= TRY IT =
Copy the abstract below on step patterns during crystal growth in full, word for word.
PROVIDED TEXT Block Start
Journal of Physical Chemistry B, Vol.106, No.45, 11800-11804, 2002
Spatiotemporal step patterns during crystal growth in a transport-controlled system
We aim at insight into the unsteady kinetics and the formation of spatiotemporal patterns of steps during the crystal growth in systems, in which the growth rate is controlled by the rate of supply of material. For this, we apply phase-shifting interferometry to the crystallization of the protein ferritin. We find that the locally measured growth rate, step density and step velocity fluctuate by up to 80-100% of their average values. The fluctuations are due to passage of step bunches generated at the facet edges due to unsteady surface nucleation. The fluctuation amplitudes decrease with higher supersaturation and larger crystal size, as well as with increasing distance from the step sources, even while the average value of local slope, a destabilizing factor, increases. Since size and supersaturation are parameters affecting the solute supply field, we conclude that fluctuations are rooted in the coupling of the interfacial processes of growth to the bulk transport in the solution. To understand. the counterintuitive suppression of the instability, we analyzed the step velocity dependence on local slope and found only a very weak interaction between the steps, likely due to competition for supply from the solution. Accordingly, the step bunches propagate with the same velocity as elementary steps. We conclude that in transport-controlled systems with noninteracting or weakly interacting steps the stable growth mode is that via equidistant step trains, and randomly arising step bunches decay. Stronger step interactions may reverse this conclusion, or slow the rate, at which step bunches decay and stability is reached.
PROVIDED TEXT Block End
PROVIDED RECORDS Block Start
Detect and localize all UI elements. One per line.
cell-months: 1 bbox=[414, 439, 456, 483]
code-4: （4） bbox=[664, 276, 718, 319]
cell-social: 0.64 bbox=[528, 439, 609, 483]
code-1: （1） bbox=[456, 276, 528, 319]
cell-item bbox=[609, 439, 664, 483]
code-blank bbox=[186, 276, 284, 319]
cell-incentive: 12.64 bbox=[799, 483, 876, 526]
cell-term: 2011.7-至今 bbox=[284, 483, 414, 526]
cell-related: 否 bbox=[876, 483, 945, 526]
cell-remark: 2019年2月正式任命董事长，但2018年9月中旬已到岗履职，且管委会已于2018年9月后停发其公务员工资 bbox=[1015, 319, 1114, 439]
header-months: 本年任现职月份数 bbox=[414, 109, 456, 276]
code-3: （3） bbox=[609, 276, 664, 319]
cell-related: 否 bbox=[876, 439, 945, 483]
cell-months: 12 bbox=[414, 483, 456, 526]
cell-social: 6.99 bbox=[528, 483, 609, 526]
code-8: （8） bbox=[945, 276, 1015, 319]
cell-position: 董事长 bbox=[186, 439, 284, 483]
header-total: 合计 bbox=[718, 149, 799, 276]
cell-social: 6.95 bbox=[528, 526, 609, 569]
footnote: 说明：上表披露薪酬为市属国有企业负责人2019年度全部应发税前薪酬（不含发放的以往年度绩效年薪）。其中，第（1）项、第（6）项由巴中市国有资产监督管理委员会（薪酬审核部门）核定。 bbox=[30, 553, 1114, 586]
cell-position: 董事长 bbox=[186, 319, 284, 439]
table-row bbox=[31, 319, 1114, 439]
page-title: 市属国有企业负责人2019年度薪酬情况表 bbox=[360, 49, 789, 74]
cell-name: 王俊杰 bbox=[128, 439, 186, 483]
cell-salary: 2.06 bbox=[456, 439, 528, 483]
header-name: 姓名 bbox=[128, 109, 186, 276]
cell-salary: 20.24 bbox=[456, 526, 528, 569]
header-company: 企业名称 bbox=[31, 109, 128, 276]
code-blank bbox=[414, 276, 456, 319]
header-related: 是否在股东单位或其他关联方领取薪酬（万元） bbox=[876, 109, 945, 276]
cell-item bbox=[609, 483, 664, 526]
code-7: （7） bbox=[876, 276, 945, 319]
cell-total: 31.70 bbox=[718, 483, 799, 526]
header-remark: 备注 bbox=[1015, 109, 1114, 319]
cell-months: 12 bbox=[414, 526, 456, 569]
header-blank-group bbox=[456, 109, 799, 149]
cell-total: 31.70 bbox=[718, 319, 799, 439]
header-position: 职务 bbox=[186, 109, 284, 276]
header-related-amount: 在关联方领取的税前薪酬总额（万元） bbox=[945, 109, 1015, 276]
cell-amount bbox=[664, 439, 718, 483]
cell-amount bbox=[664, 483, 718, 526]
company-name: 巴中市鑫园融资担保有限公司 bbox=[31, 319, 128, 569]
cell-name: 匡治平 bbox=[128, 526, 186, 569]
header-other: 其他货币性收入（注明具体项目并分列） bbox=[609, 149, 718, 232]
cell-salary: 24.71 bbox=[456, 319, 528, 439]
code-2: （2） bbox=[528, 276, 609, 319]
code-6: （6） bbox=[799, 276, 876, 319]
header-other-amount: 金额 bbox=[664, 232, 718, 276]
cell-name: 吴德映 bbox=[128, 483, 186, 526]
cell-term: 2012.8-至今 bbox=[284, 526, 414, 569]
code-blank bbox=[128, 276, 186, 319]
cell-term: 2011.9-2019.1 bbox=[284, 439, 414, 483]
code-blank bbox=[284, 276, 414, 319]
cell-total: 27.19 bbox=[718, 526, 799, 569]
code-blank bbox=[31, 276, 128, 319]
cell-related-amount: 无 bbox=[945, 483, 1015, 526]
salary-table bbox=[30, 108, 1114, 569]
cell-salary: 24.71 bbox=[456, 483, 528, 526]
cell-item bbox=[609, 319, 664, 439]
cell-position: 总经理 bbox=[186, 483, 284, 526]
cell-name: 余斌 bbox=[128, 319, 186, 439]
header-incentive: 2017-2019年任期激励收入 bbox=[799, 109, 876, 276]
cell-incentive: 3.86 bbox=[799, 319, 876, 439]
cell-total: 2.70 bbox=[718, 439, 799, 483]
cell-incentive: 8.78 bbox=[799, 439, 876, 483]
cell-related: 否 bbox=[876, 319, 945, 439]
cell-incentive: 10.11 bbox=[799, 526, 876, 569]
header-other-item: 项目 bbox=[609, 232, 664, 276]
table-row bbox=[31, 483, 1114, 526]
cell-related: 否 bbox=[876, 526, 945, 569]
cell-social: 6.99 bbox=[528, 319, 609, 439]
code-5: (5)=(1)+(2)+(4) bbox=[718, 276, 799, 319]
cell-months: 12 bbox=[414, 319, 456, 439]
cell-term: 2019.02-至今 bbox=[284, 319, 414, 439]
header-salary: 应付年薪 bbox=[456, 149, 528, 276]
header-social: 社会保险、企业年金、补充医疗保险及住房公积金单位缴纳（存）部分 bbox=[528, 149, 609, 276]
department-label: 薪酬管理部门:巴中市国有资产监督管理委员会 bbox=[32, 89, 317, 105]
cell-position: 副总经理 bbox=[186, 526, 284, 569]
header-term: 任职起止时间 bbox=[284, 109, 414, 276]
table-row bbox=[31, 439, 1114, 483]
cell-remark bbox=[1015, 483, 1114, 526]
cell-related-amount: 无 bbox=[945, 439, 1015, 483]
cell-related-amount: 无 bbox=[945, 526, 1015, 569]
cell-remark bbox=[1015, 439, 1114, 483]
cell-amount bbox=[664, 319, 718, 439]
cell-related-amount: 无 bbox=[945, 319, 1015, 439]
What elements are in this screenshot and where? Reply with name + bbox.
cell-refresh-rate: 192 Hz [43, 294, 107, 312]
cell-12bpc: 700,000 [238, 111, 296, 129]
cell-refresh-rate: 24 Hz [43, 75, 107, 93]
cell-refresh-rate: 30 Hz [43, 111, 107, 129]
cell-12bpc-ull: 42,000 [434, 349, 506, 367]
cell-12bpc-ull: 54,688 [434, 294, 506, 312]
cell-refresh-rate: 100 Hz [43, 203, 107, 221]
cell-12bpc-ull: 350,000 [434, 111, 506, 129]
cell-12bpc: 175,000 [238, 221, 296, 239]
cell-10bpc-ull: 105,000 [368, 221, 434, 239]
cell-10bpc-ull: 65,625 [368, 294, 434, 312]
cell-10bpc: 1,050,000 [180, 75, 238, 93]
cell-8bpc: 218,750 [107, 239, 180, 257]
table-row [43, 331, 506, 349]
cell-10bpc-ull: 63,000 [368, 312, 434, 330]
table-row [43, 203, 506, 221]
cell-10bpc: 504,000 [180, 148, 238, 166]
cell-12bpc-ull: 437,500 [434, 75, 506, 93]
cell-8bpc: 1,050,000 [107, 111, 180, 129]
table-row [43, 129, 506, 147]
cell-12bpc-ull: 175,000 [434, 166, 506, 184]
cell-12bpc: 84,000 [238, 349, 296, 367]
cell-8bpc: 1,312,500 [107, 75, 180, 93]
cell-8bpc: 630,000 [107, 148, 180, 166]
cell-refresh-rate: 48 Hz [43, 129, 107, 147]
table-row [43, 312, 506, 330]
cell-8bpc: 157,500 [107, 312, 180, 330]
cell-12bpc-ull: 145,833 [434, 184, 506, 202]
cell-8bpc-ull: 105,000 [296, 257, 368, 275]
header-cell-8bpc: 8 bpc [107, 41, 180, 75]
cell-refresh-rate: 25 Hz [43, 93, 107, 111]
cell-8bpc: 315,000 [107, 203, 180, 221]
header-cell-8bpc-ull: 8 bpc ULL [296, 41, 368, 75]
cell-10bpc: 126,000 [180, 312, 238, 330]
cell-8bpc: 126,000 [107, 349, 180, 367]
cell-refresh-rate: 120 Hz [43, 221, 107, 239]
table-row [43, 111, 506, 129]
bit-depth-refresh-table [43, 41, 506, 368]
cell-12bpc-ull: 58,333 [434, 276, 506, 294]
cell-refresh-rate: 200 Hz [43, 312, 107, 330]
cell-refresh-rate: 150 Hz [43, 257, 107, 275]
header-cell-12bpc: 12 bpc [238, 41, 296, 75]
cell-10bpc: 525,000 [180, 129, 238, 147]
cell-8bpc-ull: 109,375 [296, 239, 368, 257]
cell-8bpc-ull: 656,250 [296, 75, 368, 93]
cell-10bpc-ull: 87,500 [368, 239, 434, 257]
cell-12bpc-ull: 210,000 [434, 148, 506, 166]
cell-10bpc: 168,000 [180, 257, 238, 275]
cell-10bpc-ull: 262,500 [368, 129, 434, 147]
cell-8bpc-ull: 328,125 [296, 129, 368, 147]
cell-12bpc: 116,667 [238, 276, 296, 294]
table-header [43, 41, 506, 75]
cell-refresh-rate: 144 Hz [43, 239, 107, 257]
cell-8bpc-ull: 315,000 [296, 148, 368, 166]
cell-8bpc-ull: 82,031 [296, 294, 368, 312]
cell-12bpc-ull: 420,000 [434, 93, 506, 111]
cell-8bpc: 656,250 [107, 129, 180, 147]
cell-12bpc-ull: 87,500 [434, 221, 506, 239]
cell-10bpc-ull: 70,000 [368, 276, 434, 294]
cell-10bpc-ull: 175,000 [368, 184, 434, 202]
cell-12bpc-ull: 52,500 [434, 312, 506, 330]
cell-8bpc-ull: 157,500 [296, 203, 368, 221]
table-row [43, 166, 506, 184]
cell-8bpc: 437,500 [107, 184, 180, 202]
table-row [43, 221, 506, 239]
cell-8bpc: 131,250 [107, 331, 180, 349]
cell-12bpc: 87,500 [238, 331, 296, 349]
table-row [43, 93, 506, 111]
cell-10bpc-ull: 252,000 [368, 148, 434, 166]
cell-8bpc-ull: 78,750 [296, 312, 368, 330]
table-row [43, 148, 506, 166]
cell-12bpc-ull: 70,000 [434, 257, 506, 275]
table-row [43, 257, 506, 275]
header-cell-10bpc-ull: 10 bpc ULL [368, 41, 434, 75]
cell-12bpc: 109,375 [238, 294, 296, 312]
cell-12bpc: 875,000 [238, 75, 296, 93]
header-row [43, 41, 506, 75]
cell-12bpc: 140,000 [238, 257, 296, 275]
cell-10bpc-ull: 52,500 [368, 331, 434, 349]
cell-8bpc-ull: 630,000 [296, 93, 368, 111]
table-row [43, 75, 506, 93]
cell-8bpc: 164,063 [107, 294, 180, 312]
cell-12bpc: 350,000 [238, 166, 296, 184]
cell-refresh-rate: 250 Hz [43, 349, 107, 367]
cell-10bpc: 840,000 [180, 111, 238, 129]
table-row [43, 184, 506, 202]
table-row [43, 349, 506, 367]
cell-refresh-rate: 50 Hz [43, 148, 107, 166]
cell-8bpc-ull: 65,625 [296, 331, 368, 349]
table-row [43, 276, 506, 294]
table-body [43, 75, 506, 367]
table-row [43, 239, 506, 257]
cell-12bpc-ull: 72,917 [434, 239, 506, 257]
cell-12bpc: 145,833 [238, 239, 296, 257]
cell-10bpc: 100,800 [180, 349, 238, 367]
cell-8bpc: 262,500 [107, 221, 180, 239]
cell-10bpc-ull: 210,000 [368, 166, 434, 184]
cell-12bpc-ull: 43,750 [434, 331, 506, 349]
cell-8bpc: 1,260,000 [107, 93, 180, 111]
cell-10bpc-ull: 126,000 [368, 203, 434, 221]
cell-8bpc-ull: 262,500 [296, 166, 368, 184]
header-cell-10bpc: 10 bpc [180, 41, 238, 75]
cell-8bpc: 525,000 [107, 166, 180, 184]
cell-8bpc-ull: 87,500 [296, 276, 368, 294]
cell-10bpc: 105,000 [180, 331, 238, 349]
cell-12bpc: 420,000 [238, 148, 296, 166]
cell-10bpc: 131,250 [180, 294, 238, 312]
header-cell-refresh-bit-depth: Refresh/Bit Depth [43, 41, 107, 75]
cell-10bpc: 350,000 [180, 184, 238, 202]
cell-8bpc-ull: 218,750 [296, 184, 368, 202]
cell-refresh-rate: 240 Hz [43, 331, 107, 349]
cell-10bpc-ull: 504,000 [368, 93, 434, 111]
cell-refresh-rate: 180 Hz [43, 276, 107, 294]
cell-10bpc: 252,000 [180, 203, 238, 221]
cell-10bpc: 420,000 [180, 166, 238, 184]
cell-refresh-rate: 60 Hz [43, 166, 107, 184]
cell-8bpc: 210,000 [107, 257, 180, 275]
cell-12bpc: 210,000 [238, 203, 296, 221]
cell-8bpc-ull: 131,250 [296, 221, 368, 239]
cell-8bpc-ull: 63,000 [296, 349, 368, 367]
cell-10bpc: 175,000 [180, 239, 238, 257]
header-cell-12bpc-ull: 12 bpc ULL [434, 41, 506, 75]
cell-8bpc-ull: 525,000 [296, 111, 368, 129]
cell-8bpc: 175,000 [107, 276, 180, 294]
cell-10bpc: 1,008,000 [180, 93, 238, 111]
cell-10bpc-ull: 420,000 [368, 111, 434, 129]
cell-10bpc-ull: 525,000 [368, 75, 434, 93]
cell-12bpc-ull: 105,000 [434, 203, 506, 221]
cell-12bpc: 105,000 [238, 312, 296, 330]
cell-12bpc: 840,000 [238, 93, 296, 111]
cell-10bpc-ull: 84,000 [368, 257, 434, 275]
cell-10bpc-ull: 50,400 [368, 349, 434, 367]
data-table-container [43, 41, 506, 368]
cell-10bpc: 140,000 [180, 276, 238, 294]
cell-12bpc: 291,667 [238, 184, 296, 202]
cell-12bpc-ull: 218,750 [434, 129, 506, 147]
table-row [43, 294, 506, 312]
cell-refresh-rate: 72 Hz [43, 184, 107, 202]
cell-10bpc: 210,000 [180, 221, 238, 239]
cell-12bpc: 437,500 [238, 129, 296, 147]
PROVIDED RECORDS Block End
= TASK OUTPUT =
Journal of Physical Chemistry B, Vol.106, No.45, 11800-11804, 2002
Spatiotemporal step patterns during crystal growth in a transport-controlled system
We aim at insight into the unsteady kinetics and the formation of spatiotemporal patterns of steps during the crystal growth in systems, in which the growth rate is controlled by the rate of supply of material. For this, we apply phase-shifting interferometry to the crystallization of the protein ferritin. We find that the locally measured growth rate, step density and step velocity fluctuate by up to 80-100% of their average values. The fluctuations are due to passage of step bunches generated at the facet edges due to unsteady surface nucleation. The fluctuation amplitudes decrease with higher supersaturation and larger crystal size, as well as with increasing distance from the step sources, even while the average value of local slope, a destabilizing factor, increases. Since size and supersaturation are parameters affecting the solute supply field, we conclude that fluctuations are rooted in the coupling of the interfacial processes of growth to the bulk transport in the solution. To understand. the counterintuitive suppression of the instability, we analyzed the step velocity dependence on local slope and found only a very weak interaction between the steps, likely due to competition for supply from the solution. Accordingly, the step bunches propagate with the same velocity as elementary steps. We conclude that in transport-controlled systems with noninteracting or weakly interacting steps the stable growth mode is that via equidistant step trains, and randomly arising step bunches decay. Stronger step interactions may reverse this conclusion, or slow the rate, at which step bunches decay and stability is reached.